▶ [What to do]
List each line of the data that holds the string "Securities".

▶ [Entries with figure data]
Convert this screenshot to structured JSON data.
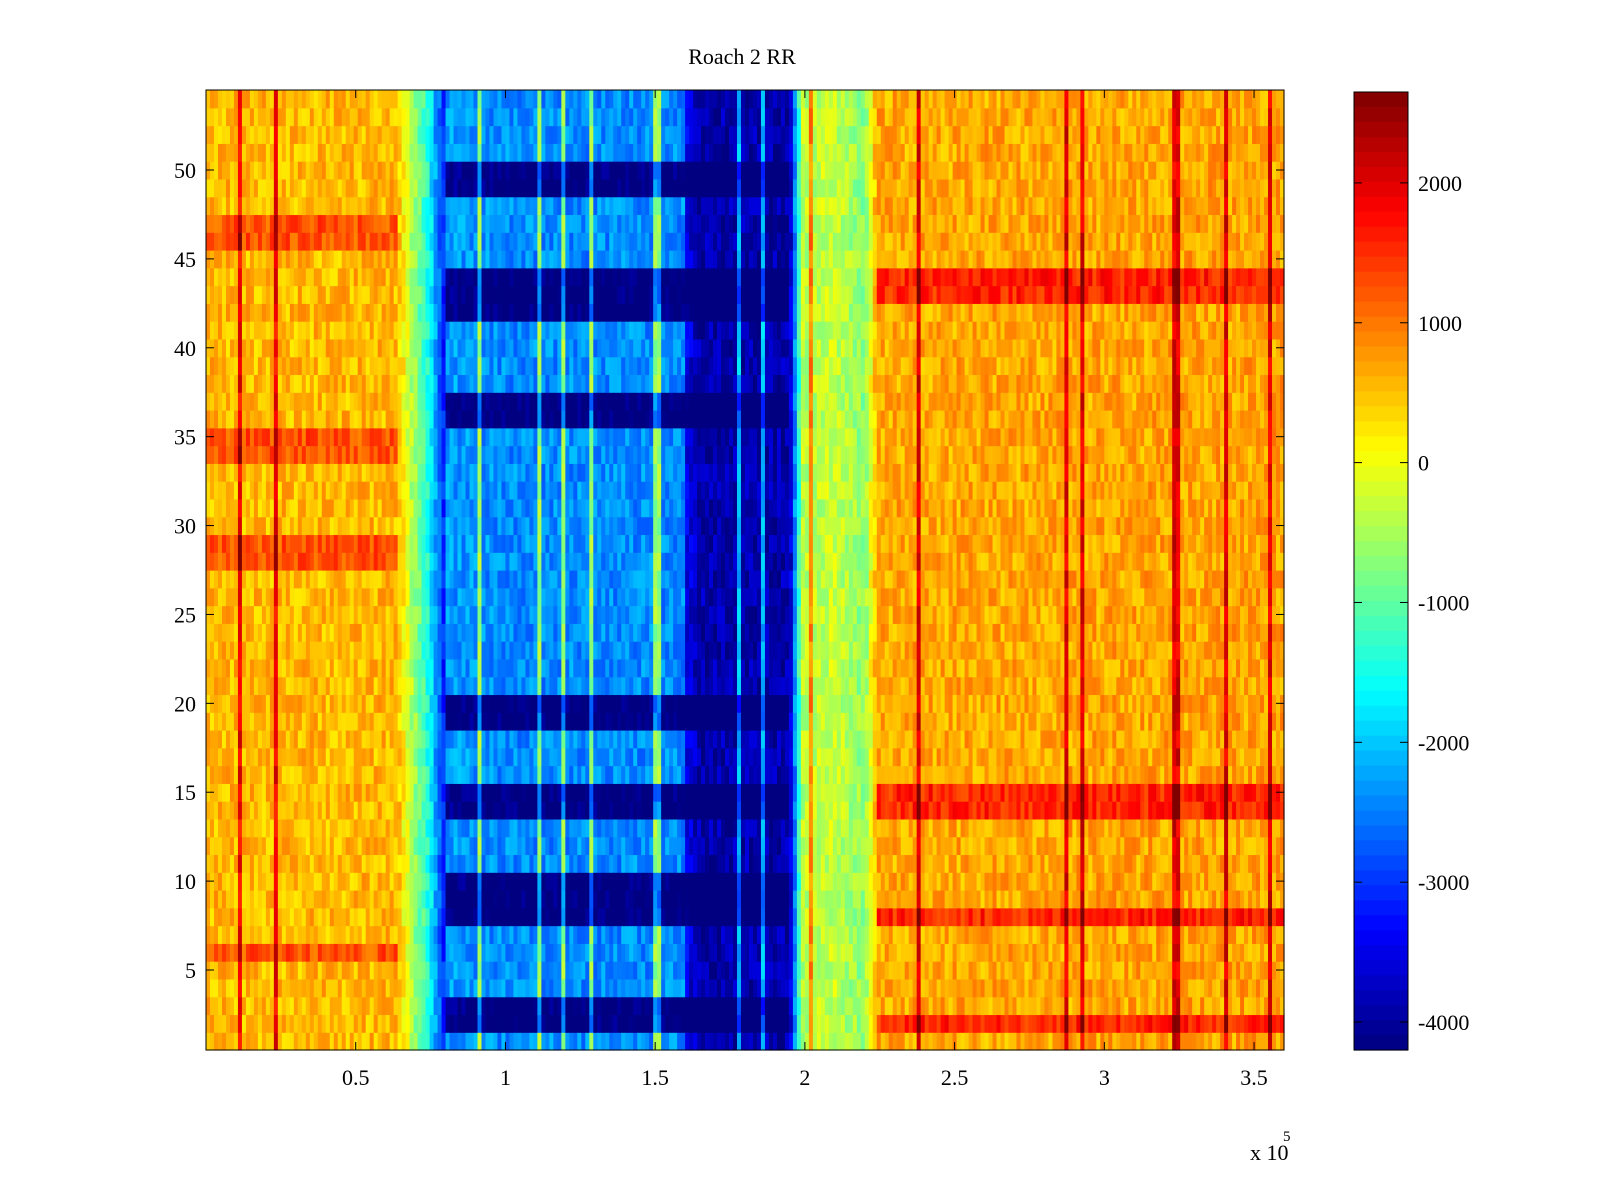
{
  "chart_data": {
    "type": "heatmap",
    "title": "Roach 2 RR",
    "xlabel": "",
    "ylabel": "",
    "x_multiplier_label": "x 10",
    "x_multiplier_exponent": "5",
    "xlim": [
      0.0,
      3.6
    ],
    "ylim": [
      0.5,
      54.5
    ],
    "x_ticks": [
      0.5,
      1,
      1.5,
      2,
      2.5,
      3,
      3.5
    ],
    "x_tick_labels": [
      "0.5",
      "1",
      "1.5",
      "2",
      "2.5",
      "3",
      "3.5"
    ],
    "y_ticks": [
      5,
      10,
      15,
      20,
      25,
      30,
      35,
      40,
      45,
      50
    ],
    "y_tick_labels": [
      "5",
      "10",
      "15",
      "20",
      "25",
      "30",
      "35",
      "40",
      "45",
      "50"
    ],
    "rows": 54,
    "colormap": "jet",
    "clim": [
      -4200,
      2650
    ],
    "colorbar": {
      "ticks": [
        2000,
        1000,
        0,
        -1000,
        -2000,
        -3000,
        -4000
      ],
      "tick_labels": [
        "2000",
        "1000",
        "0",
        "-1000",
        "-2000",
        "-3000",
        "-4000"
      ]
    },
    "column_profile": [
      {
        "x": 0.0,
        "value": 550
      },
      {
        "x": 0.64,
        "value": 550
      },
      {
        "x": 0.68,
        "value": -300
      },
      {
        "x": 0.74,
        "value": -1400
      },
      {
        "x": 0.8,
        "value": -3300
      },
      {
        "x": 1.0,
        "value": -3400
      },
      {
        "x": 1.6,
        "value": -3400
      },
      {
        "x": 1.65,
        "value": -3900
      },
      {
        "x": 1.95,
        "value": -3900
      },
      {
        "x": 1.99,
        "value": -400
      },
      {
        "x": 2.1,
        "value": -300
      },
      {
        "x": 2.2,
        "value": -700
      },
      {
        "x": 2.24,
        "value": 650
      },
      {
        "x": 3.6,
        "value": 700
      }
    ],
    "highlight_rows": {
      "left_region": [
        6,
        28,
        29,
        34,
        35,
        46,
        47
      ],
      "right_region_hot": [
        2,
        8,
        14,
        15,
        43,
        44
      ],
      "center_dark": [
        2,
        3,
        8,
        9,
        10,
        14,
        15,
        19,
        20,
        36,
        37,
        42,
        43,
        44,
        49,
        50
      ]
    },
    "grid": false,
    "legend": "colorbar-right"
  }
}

...

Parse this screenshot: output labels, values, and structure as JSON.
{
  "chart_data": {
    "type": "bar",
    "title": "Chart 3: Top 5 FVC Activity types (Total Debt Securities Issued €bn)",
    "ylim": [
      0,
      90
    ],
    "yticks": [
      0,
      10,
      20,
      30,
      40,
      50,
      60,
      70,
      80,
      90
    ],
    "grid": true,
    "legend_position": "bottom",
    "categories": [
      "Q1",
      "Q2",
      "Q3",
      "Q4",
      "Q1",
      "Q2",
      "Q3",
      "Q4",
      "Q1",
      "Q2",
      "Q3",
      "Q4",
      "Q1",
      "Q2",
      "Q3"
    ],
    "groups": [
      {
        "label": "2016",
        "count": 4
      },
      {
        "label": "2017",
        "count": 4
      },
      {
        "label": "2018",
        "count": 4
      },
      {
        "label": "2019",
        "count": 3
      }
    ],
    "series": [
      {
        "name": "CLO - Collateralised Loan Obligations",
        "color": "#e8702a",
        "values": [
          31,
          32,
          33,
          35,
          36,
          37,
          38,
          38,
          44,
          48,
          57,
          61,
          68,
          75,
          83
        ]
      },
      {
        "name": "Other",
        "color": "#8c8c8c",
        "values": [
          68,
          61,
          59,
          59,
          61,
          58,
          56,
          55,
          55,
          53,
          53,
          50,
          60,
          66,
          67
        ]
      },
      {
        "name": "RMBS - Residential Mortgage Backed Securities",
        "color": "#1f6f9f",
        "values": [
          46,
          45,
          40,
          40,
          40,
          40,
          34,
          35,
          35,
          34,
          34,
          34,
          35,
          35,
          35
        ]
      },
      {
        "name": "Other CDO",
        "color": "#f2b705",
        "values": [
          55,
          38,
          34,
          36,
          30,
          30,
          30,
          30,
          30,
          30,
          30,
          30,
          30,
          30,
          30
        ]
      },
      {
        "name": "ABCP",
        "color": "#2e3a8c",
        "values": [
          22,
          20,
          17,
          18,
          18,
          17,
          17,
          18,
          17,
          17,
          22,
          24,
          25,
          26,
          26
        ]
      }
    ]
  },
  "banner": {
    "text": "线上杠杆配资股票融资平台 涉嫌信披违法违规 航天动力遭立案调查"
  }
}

▶ [The solution]
    "title": "Chart 3: Top 5 FVC Activity types (Total Debt Securities Issued €bn)",
        "name": "RMBS - Residential Mortgage Backed Securities",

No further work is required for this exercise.